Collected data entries

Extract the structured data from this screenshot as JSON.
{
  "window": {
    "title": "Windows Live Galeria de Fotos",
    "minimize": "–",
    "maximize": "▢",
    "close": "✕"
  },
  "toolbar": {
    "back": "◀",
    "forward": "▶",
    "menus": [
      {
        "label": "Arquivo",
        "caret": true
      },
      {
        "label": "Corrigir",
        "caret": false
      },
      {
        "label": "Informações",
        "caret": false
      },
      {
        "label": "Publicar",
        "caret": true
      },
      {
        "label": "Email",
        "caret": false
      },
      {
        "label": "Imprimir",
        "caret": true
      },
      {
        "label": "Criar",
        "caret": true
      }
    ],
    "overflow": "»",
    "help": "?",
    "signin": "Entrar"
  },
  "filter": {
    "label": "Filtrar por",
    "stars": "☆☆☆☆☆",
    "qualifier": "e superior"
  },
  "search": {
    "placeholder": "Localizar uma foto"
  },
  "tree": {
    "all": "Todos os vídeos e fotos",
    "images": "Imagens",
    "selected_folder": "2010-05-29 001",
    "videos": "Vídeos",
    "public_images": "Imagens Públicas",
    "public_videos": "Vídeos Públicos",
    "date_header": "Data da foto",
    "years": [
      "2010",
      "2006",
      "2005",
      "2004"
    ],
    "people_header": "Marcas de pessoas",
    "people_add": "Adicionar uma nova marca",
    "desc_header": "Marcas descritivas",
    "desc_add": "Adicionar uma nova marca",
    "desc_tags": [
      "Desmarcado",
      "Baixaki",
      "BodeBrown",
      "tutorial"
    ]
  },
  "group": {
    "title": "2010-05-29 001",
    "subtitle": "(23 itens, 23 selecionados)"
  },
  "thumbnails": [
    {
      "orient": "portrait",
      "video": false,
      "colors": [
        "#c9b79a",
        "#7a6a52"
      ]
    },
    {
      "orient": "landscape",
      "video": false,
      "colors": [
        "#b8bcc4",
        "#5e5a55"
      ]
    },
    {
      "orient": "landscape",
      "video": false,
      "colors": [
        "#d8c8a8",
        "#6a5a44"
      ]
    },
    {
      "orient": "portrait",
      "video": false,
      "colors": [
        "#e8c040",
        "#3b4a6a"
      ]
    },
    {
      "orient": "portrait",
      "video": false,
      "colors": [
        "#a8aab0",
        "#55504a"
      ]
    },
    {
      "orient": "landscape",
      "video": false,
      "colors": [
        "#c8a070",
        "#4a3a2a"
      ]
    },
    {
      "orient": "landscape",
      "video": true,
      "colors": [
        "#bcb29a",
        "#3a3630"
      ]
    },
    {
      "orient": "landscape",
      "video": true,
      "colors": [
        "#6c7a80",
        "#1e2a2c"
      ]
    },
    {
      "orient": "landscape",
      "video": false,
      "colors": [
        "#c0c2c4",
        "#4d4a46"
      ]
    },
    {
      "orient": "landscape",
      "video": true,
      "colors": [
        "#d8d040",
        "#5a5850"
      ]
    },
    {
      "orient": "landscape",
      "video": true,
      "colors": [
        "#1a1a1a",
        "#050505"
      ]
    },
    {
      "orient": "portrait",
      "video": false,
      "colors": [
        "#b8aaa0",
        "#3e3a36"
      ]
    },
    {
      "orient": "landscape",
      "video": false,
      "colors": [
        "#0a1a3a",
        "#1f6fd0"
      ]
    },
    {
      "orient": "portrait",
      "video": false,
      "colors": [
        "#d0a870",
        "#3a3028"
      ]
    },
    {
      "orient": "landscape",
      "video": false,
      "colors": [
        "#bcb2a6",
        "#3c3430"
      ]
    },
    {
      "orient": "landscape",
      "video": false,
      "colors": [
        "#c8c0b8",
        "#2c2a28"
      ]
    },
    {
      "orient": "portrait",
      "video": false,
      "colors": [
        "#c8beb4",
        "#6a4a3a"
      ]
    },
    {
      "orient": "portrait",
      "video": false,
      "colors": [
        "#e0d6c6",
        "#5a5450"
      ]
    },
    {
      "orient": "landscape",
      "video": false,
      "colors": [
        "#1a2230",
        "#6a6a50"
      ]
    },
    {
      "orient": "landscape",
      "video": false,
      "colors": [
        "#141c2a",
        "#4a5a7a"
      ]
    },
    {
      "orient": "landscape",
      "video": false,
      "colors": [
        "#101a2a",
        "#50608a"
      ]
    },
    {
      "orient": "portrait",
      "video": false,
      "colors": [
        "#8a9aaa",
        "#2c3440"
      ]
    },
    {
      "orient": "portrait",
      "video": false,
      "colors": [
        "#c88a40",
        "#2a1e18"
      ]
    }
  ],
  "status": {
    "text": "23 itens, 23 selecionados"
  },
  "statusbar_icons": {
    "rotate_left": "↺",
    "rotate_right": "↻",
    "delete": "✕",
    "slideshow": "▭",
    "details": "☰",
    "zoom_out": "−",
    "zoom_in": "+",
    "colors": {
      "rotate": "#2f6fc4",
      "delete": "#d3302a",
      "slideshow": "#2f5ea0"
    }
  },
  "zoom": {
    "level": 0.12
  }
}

§ WHAT NEEDS TO BE DONE
Look through the data above. Find each line with the string "Imagens" and copy it.

§ RESPONSE FOR THIS EXERCISE
    "images": "Imagens",
    "public_images": "Imagens Públicas",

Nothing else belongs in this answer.